• Work to complete:
Without the pictures, return all of the material exactly as written.

--- START Data in this exercise ---

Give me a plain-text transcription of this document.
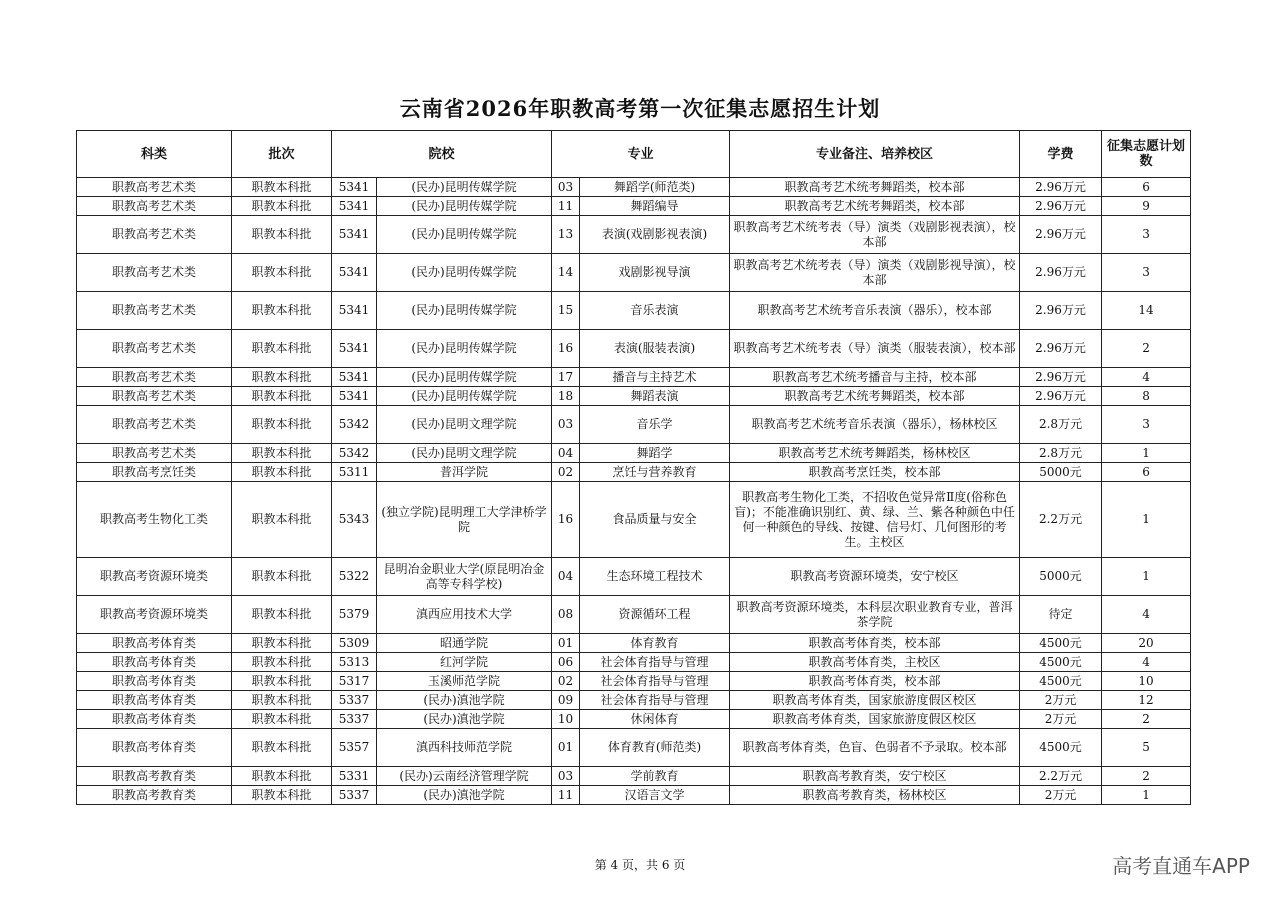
云南省2026年职教高考第一次征集志愿招生计划
科类	批次	院校		专业		专业备注、培养校区	学费	征集志愿计划数
职教高考艺术类	职教本科批	5341	(民办)昆明传媒学院	03	舞蹈学(师范类)	职教高考艺术统考舞蹈类，校本部	2.96万元	6
职教高考艺术类	职教本科批	5341	(民办)昆明传媒学院	11	舞蹈编导	职教高考艺术统考舞蹈类，校本部	2.96万元	9
职教高考艺术类	职教本科批	5341	(民办)昆明传媒学院	13	表演(戏剧影视表演)	职教高考艺术统考表（导）演类（戏剧影视表演），校本部	2.96万元	3
职教高考艺术类	职教本科批	5341	(民办)昆明传媒学院	14	戏剧影视导演	职教高考艺术统考表（导）演类（戏剧影视导演），校本部	2.96万元	3
职教高考艺术类	职教本科批	5341	(民办)昆明传媒学院	15	音乐表演	职教高考艺术统考音乐表演（器乐），校本部	2.96万元	14
职教高考艺术类	职教本科批	5341	(民办)昆明传媒学院	16	表演(服装表演)	职教高考艺术统考表（导）演类（服装表演），校本部	2.96万元	2
职教高考艺术类	职教本科批	5341	(民办)昆明传媒学院	17	播音与主持艺术	职教高考艺术统考播音与主持，校本部	2.96万元	4
职教高考艺术类	职教本科批	5341	(民办)昆明传媒学院	18	舞蹈表演	职教高考艺术统考舞蹈类，校本部	2.96万元	8
职教高考艺术类	职教本科批	5342	(民办)昆明文理学院	03	音乐学	职教高考艺术统考音乐表演（器乐），杨林校区	2.8万元	3
职教高考艺术类	职教本科批	5342	(民办)昆明文理学院	04	舞蹈学	职教高考艺术统考舞蹈类，杨林校区	2.8万元	1
职教高考烹饪类	职教本科批	5311	普洱学院	02	烹饪与营养教育	职教高考烹饪类，校本部	5000元	6
职教高考生物化工类	职教本科批	5343	(独立学院)昆明理工大学津桥学院	16	食品质量与安全	职教高考生物化工类，不招收色觉异常Ⅱ度(俗称色盲)；不能准确识别红、黄、绿、兰、紫各种颜色中任何一种颜色的导线、按键、信号灯、几何图形的考生。主校区	2.2万元	1
职教高考资源环境类	职教本科批	5322	昆明冶金职业大学(原昆明冶金高等专科学校)	04	生态环境工程技术	职教高考资源环境类，安宁校区	5000元	1
职教高考资源环境类	职教本科批	5379	滇西应用技术大学	08	资源循环工程	职教高考资源环境类，本科层次职业教育专业，普洱茶学院	待定	4
职教高考体育类	职教本科批	5309	昭通学院	01	体育教育	职教高考体育类，校本部	4500元	20
职教高考体育类	职教本科批	5313	红河学院	06	社会体育指导与管理	职教高考体育类，主校区	4500元	4
职教高考体育类	职教本科批	5317	玉溪师范学院	02	社会体育指导与管理	职教高考体育类，校本部	4500元	10
职教高考体育类	职教本科批	5337	(民办)滇池学院	09	社会体育指导与管理	职教高考体育类，国家旅游度假区校区	2万元	12
职教高考体育类	职教本科批	5337	(民办)滇池学院	10	休闲体育	职教高考体育类，国家旅游度假区校区	2万元	2
职教高考体育类	职教本科批	5357	滇西科技师范学院	01	体育教育(师范类)	职教高考体育类，色盲、色弱者不予录取。校本部	4500元	5
职教高考教育类	职教本科批	5331	(民办)云南经济管理学院	03	学前教育	职教高考教育类，安宁校区	2.2万元	2
职教高考教育类	职教本科批	5337	(民办)滇池学院	11	汉语言文学	职教高考教育类，杨林校区	2万元	1
第 4 页，共 6 页	高考直通车APP
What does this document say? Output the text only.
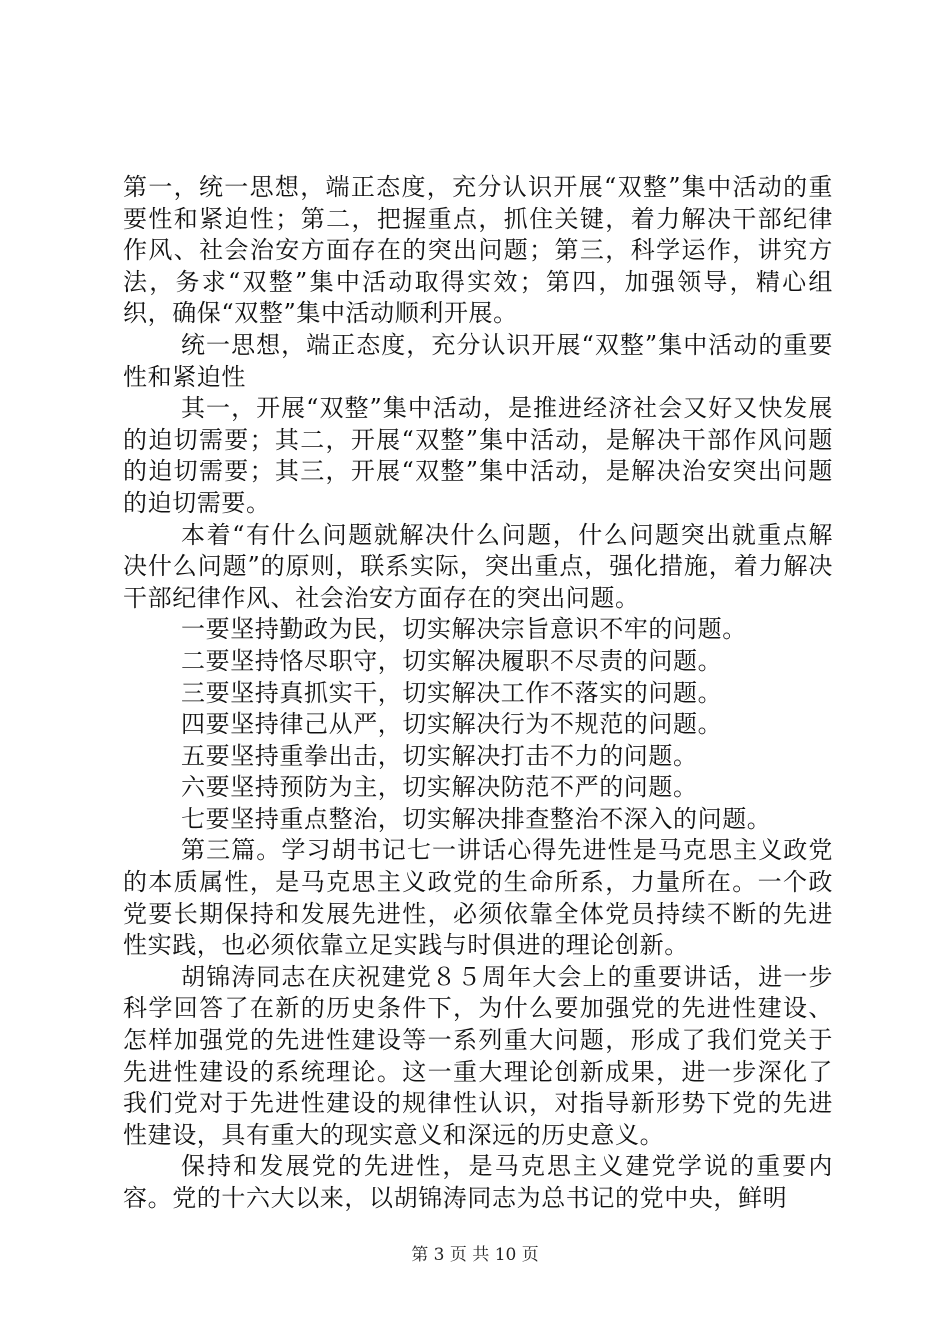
第一，统一思想，端正态度，充分认识开展“双整”集中活动的重要性和紧迫性；第二，把握重点，抓住关键，着力解决干部纪律作风、社会治安方面存在的突出问题；第三，科学运作，讲究方法，务求“双整”集中活动取得实效；第四，加强领导，精心组织，确保“双整”集中活动顺利开展。

统一思想，端正态度，充分认识开展“双整”集中活动的重要性和紧迫性

其一，开展“双整”集中活动，是推进经济社会又好又快发展的迫切需要；其二，开展“双整”集中活动，是解决干部作风问题的迫切需要；其三，开展“双整”集中活动，是解决治安突出问题的迫切需要。

本着“有什么问题就解决什么问题，什么问题突出就重点解决什么问题”的原则，联系实际，突出重点，强化措施，着力解决干部纪律作风、社会治安方面存在的突出问题。

一要坚持勤政为民，切实解决宗旨意识不牢的问题。

二要坚持恪尽职守，切实解决履职不尽责的问题。

三要坚持真抓实干，切实解决工作不落实的问题。

四要坚持律己从严，切实解决行为不规范的问题。

五要坚持重拳出击，切实解决打击不力的问题。

六要坚持预防为主，切实解决防范不严的问题。

七要坚持重点整治，切实解决排查整治不深入的问题。

第三篇。学习胡书记七一讲话心得先进性是马克思主义政党的本质属性，是马克思主义政党的生命所系，力量所在。一个政党要长期保持和发展先进性，必须依靠全体党员持续不断的先进性实践，也必须依靠立足实践与时俱进的理论创新。

胡锦涛同志在庆祝建党８５周年大会上的重要讲话，进一步科学回答了在新的历史条件下，为什么要加强党的先进性建设、怎样加强党的先进性建设等一系列重大问题，形成了我们党关于先进性建设的系统理论。这一重大理论创新成果，进一步深化了我们党对于先进性建设的规律性认识，对指导新形势下党的先进性建设，具有重大的现实意义和深远的历史意义。

保持和发展党的先进性，是马克思主义建党学说的重要内容。党的十六大以来，以胡锦涛同志为总书记的党中央，鲜明

第 3 页 共 10 页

--- END Data in this exercise ---

• Written solution:
Give me a plain-text transcription of this document.
云南省2026年职教高考第一次征集志愿招生计划
科类	批次	院校		专业		专业备注、培养校区	学费	征集志愿计划数
职教高考艺术类	职教本科批	5341	(民办)昆明传媒学院	03	舞蹈学(师范类)	职教高考艺术统考舞蹈类，校本部	2.96万元	6
职教高考艺术类	职教本科批	5341	(民办)昆明传媒学院	11	舞蹈编导	职教高考艺术统考舞蹈类，校本部	2.96万元	9
职教高考艺术类	职教本科批	5341	(民办)昆明传媒学院	13	表演(戏剧影视表演)	职教高考艺术统考表（导）演类（戏剧影视表演），校本部	2.96万元	3
职教高考艺术类	职教本科批	5341	(民办)昆明传媒学院	14	戏剧影视导演	职教高考艺术统考表（导）演类（戏剧影视导演），校本部	2.96万元	3
职教高考艺术类	职教本科批	5341	(民办)昆明传媒学院	15	音乐表演	职教高考艺术统考音乐表演（器乐），校本部	2.96万元	14
职教高考艺术类	职教本科批	5341	(民办)昆明传媒学院	16	表演(服装表演)	职教高考艺术统考表（导）演类（服装表演），校本部	2.96万元	2
职教高考艺术类	职教本科批	5341	(民办)昆明传媒学院	17	播音与主持艺术	职教高考艺术统考播音与主持，校本部	2.96万元	4
职教高考艺术类	职教本科批	5341	(民办)昆明传媒学院	18	舞蹈表演	职教高考艺术统考舞蹈类，校本部	2.96万元	8
职教高考艺术类	职教本科批	5342	(民办)昆明文理学院	03	音乐学	职教高考艺术统考音乐表演（器乐），杨林校区	2.8万元	3
职教高考艺术类	职教本科批	5342	(民办)昆明文理学院	04	舞蹈学	职教高考艺术统考舞蹈类，杨林校区	2.8万元	1
职教高考烹饪类	职教本科批	5311	普洱学院	02	烹饪与营养教育	职教高考烹饪类，校本部	5000元	6
职教高考生物化工类	职教本科批	5343	(独立学院)昆明理工大学津桥学院	16	食品质量与安全	职教高考生物化工类，不招收色觉异常Ⅱ度(俗称色盲)；不能准确识别红、黄、绿、兰、紫各种颜色中任何一种颜色的导线、按键、信号灯、几何图形的考生。主校区	2.2万元	1
职教高考资源环境类	职教本科批	5322	昆明冶金职业大学(原昆明冶金高等专科学校)	04	生态环境工程技术	职教高考资源环境类，安宁校区	5000元	1
职教高考资源环境类	职教本科批	5379	滇西应用技术大学	08	资源循环工程	职教高考资源环境类，本科层次职业教育专业，普洱茶学院	待定	4
职教高考体育类	职教本科批	5309	昭通学院	01	体育教育	职教高考体育类，校本部	4500元	20
职教高考体育类	职教本科批	5313	红河学院	06	社会体育指导与管理	职教高考体育类，主校区	4500元	4
职教高考体育类	职教本科批	5317	玉溪师范学院	02	社会体育指导与管理	职教高考体育类，校本部	4500元	10
职教高考体育类	职教本科批	5337	(民办)滇池学院	09	社会体育指导与管理	职教高考体育类，国家旅游度假区校区	2万元	12
职教高考体育类	职教本科批	5337	(民办)滇池学院	10	休闲体育	职教高考体育类，国家旅游度假区校区	2万元	2
职教高考体育类	职教本科批	5357	滇西科技师范学院	01	体育教育(师范类)	职教高考体育类，色盲、色弱者不予录取。校本部	4500元	5
职教高考教育类	职教本科批	5331	(民办)云南经济管理学院	03	学前教育	职教高考教育类，安宁校区	2.2万元	2
职教高考教育类	职教本科批	5337	(民办)滇池学院	11	汉语言文学	职教高考教育类，杨林校区	2万元	1
第 4 页，共 6 页	高考直通车APP
What does this document say? Output the text only.
第一，统一思想，端正态度，充分认识开展“双整”集中活动的重要性和紧迫性；第二，把握重点，抓住关键，着力解决干部纪律作风、社会治安方面存在的突出问题；第三，科学运作，讲究方法，务求“双整”集中活动取得实效；第四，加强领导，精心组织，确保“双整”集中活动顺利开展。

统一思想，端正态度，充分认识开展“双整”集中活动的重要性和紧迫性

其一，开展“双整”集中活动，是推进经济社会又好又快发展的迫切需要；其二，开展“双整”集中活动，是解决干部作风问题的迫切需要；其三，开展“双整”集中活动，是解决治安突出问题的迫切需要。

本着“有什么问题就解决什么问题，什么问题突出就重点解决什么问题”的原则，联系实际，突出重点，强化措施，着力解决干部纪律作风、社会治安方面存在的突出问题。

一要坚持勤政为民，切实解决宗旨意识不牢的问题。

二要坚持恪尽职守，切实解决履职不尽责的问题。

三要坚持真抓实干，切实解决工作不落实的问题。

四要坚持律己从严，切实解决行为不规范的问题。

五要坚持重拳出击，切实解决打击不力的问题。

六要坚持预防为主，切实解决防范不严的问题。

七要坚持重点整治，切实解决排查整治不深入的问题。

第三篇。学习胡书记七一讲话心得先进性是马克思主义政党的本质属性，是马克思主义政党的生命所系，力量所在。一个政党要长期保持和发展先进性，必须依靠全体党员持续不断的先进性实践，也必须依靠立足实践与时俱进的理论创新。

胡锦涛同志在庆祝建党８５周年大会上的重要讲话，进一步科学回答了在新的历史条件下，为什么要加强党的先进性建设、怎样加强党的先进性建设等一系列重大问题，形成了我们党关于先进性建设的系统理论。这一重大理论创新成果，进一步深化了我们党对于先进性建设的规律性认识，对指导新形势下党的先进性建设，具有重大的现实意义和深远的历史意义。

保持和发展党的先进性，是马克思主义建党学说的重要内容。党的十六大以来，以胡锦涛同志为总书记的党中央，鲜明

第 3 页 共 10 页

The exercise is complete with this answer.